» The task
What number of lines contain the word "осенью"? Reply with the number and nothing else.

» Record extracts
>>>>>

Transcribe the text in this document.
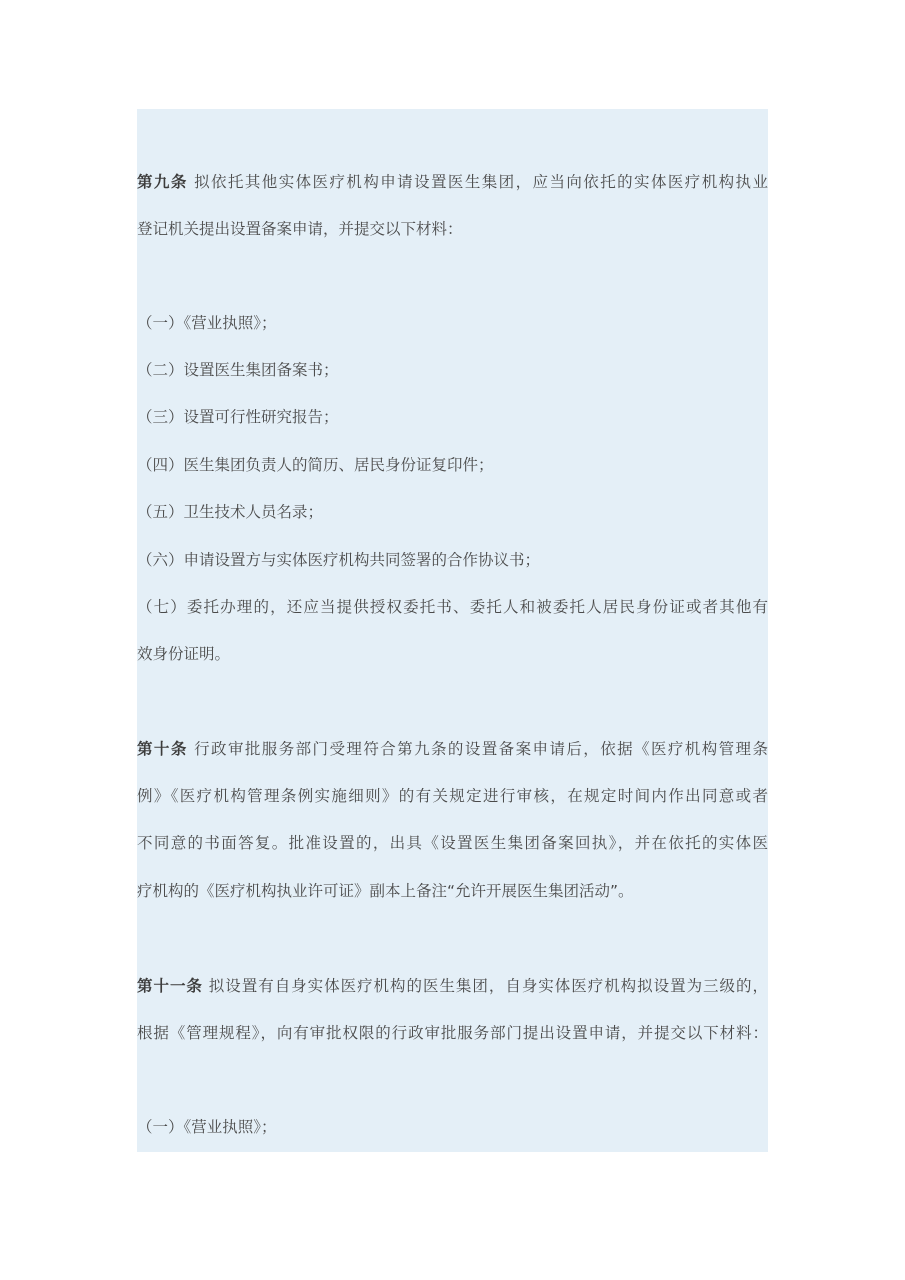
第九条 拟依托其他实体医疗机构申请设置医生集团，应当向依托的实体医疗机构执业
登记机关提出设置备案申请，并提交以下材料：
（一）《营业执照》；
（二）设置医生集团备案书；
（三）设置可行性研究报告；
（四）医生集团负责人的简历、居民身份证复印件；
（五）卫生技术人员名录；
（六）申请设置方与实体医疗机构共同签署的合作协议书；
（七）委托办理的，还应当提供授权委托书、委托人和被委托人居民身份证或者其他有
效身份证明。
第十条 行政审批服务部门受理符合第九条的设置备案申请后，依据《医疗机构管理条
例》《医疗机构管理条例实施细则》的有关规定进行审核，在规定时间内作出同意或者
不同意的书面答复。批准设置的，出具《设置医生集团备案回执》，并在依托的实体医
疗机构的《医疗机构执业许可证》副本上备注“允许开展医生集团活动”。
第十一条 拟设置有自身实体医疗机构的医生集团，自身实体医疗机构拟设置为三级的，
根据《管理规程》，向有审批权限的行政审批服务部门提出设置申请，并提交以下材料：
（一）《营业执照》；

<<<<<
>>>>>

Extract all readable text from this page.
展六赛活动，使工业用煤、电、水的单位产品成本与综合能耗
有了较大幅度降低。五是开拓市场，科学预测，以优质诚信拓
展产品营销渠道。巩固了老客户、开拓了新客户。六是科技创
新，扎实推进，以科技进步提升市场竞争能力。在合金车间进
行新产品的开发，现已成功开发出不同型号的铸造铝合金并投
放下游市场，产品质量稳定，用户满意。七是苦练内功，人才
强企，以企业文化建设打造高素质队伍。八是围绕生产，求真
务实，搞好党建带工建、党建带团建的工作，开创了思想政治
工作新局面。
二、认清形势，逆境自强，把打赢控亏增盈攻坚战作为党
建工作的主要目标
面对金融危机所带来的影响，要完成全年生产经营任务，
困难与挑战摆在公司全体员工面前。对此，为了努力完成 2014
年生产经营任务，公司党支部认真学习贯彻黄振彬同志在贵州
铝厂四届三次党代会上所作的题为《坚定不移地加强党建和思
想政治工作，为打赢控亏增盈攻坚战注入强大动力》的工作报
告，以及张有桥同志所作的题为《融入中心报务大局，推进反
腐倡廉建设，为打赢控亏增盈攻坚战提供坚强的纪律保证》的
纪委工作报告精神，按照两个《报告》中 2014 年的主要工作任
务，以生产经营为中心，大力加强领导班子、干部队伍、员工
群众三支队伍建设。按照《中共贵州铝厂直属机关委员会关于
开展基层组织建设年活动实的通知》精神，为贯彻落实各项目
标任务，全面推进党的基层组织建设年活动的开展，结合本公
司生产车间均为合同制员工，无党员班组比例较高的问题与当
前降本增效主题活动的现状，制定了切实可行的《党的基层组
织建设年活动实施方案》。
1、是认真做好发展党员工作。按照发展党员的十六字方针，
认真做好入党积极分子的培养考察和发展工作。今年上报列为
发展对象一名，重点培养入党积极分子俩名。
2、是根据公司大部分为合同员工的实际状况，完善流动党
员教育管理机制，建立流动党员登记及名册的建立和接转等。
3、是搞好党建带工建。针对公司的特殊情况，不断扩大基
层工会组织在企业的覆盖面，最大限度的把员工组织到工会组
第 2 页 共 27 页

<<<<<
>>>>>

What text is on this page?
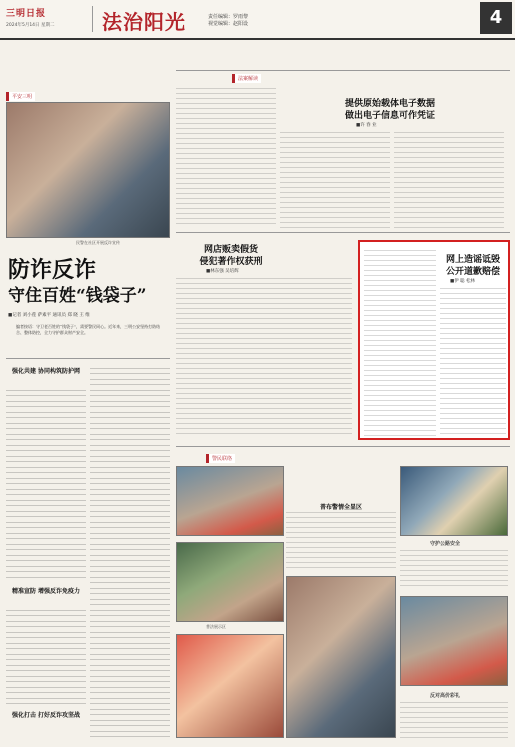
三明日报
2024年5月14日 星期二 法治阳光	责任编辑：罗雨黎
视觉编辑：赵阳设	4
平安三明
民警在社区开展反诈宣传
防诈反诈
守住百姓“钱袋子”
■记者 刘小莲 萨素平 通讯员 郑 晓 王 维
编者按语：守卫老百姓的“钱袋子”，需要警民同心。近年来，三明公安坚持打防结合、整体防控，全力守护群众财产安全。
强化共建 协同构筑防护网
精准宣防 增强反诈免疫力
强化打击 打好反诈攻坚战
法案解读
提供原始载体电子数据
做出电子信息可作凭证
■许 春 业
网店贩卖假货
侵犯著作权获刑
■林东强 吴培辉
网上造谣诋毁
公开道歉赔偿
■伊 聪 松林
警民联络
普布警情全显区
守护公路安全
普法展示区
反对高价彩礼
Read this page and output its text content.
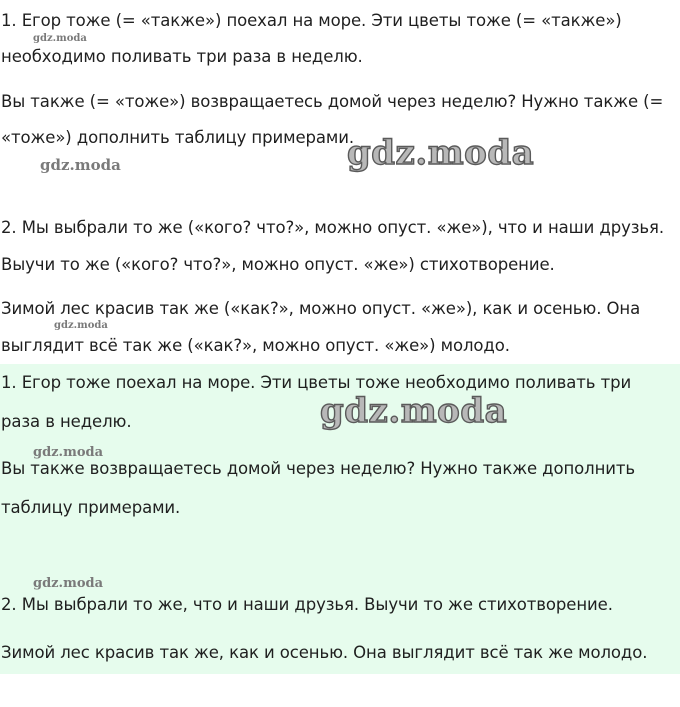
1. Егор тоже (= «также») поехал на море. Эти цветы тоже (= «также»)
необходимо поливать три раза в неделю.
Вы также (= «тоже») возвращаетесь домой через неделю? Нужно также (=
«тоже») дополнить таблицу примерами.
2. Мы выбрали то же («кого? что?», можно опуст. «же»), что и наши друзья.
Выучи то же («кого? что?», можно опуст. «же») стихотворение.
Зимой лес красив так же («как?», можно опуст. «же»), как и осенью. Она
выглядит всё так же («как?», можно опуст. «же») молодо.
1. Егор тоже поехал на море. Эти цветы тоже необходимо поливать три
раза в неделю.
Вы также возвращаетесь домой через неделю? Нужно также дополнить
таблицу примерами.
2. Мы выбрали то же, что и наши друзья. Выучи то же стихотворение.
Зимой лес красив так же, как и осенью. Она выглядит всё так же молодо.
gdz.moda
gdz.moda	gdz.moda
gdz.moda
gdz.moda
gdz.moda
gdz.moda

<<<<<

» Answer for this exercise
2